- WHAT YOU NEED TO DO:
Pull out every line below that holds the word "opportunity".

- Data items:
####################
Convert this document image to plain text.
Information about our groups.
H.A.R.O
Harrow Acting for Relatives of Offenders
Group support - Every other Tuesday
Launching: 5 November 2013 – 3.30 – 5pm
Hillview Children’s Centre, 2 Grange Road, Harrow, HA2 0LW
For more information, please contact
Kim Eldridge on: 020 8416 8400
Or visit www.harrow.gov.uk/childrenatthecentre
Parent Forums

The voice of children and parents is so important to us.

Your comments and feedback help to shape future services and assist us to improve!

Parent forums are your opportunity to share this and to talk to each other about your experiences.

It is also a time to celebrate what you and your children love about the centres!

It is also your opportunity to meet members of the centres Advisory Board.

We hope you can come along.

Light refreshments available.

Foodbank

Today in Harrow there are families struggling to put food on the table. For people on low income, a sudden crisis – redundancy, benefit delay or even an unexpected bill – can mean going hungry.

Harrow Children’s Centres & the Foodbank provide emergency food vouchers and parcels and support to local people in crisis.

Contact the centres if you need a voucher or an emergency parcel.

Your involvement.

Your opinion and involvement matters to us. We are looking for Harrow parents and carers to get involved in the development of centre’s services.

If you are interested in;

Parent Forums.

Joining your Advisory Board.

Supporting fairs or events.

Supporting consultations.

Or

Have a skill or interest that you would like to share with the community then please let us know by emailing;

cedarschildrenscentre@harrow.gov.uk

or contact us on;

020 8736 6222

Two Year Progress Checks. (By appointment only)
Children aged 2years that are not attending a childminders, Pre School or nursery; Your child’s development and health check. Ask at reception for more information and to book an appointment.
####################
- RESULT OF THE TASK:
Parent forums are your opportunity to share this and to talk to each other about your experiences.
It is also your opportunity to meet members of the centres Advisory Board.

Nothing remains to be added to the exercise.